→ Excerpted records
————

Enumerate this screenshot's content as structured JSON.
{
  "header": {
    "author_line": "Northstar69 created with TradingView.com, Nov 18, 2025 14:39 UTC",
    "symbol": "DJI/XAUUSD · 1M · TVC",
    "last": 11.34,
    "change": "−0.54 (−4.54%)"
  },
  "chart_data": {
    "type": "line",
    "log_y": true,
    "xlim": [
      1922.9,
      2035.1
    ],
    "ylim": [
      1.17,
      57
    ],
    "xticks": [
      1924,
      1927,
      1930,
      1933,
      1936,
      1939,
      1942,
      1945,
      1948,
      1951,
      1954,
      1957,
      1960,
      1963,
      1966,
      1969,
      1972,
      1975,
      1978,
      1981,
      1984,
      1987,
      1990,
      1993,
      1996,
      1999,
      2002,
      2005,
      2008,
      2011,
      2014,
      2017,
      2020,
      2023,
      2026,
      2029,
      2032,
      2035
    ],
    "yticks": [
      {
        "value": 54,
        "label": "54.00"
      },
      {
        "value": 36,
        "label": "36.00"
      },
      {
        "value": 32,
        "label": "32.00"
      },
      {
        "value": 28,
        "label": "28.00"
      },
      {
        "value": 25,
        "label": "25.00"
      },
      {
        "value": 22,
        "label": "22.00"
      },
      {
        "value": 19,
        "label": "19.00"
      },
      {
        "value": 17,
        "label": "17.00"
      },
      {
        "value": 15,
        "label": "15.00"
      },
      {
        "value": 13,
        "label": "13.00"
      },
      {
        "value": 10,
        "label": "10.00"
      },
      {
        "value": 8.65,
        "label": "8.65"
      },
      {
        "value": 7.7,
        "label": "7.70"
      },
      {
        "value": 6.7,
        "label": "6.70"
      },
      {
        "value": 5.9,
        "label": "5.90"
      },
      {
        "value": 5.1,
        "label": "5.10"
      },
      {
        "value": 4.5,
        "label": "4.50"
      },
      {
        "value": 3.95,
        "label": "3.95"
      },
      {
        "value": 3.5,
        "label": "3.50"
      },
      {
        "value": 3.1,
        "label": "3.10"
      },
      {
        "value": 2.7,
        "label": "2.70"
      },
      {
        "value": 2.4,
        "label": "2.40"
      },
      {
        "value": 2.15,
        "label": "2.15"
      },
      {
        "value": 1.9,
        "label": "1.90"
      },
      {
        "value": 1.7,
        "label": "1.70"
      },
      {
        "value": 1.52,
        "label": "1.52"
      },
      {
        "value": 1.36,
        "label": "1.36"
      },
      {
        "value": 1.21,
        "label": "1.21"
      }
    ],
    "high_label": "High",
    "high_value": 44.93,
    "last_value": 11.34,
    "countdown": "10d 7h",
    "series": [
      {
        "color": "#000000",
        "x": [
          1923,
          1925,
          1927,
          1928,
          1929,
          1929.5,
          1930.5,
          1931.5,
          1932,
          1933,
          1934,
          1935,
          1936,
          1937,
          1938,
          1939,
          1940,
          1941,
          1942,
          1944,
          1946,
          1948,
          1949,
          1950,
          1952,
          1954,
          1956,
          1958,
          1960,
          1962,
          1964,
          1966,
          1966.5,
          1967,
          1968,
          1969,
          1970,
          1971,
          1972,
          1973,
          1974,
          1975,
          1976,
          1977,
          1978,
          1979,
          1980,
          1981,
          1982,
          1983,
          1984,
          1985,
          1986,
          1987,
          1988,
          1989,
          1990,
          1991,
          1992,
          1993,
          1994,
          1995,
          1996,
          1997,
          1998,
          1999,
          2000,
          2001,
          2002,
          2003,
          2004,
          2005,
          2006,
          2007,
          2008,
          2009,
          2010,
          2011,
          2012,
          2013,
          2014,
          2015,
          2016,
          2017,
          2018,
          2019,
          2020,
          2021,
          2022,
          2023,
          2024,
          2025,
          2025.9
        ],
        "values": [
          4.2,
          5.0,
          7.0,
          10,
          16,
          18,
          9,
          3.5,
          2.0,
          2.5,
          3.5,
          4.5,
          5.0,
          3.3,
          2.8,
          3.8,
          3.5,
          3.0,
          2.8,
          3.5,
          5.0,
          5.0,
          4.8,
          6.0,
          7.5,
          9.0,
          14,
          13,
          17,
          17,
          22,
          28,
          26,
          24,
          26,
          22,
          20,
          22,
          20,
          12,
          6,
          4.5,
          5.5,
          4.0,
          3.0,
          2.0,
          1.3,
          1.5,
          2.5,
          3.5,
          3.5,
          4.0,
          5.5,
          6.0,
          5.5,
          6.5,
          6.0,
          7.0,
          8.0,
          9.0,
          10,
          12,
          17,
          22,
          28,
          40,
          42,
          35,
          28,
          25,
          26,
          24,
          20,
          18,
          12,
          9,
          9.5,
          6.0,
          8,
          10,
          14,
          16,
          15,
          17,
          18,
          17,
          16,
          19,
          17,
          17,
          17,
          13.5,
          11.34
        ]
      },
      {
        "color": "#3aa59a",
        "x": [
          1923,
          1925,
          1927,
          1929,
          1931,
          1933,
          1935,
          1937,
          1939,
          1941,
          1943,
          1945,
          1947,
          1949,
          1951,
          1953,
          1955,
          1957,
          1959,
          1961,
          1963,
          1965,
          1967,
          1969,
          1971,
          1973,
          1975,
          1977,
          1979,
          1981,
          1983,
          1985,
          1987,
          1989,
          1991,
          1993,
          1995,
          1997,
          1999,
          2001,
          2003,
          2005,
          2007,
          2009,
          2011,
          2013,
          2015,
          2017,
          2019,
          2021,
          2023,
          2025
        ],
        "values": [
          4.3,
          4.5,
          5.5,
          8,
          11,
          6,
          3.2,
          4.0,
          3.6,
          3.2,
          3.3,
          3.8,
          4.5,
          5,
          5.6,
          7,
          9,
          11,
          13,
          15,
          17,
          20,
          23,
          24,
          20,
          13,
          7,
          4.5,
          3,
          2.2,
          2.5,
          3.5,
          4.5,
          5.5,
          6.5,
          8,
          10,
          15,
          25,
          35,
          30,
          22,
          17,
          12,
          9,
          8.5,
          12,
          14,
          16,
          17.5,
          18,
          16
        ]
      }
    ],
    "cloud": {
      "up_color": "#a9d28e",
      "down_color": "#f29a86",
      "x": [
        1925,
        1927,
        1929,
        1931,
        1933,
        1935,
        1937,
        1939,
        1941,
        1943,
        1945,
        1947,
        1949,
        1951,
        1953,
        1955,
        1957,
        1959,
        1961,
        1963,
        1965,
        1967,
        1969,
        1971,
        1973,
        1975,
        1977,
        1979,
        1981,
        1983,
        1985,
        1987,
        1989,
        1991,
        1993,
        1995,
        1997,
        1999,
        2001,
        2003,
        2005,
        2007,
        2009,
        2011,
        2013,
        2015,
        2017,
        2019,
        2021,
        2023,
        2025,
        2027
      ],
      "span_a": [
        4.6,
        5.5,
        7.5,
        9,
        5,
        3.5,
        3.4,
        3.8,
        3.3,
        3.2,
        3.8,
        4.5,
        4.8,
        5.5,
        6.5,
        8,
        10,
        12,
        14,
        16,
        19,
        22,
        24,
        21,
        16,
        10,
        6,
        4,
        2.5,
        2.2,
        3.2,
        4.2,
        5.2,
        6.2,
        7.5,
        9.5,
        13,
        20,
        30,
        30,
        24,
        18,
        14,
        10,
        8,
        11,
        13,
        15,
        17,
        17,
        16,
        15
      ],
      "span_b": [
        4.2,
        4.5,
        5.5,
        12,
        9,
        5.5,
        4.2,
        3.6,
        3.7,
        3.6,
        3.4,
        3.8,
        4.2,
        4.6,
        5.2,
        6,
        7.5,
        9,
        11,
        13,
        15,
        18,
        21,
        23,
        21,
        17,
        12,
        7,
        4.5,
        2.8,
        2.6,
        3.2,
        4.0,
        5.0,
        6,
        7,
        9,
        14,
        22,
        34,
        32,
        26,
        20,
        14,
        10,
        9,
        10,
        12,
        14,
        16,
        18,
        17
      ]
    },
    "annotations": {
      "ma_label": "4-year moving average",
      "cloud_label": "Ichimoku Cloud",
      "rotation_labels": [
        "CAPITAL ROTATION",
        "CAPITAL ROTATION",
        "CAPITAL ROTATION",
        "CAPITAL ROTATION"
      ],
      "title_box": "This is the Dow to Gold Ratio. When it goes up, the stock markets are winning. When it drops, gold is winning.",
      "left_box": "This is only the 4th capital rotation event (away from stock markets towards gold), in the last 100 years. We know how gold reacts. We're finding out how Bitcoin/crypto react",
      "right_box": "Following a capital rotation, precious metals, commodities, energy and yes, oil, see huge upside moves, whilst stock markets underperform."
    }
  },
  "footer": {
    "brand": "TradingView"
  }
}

————

→ Objective
Pick out all lines containing the string "gold".

→ Written response
      "title_box": "This is the Dow to Gold Ratio. When it goes up, the stock markets are winning. When it drops, gold is winning.",
      "left_box": "This is only the 4th capital rotation event (away from stock markets towards gold), in the last 100 years. We know how gold reacts. We're finding out how Bitcoin/crypto react",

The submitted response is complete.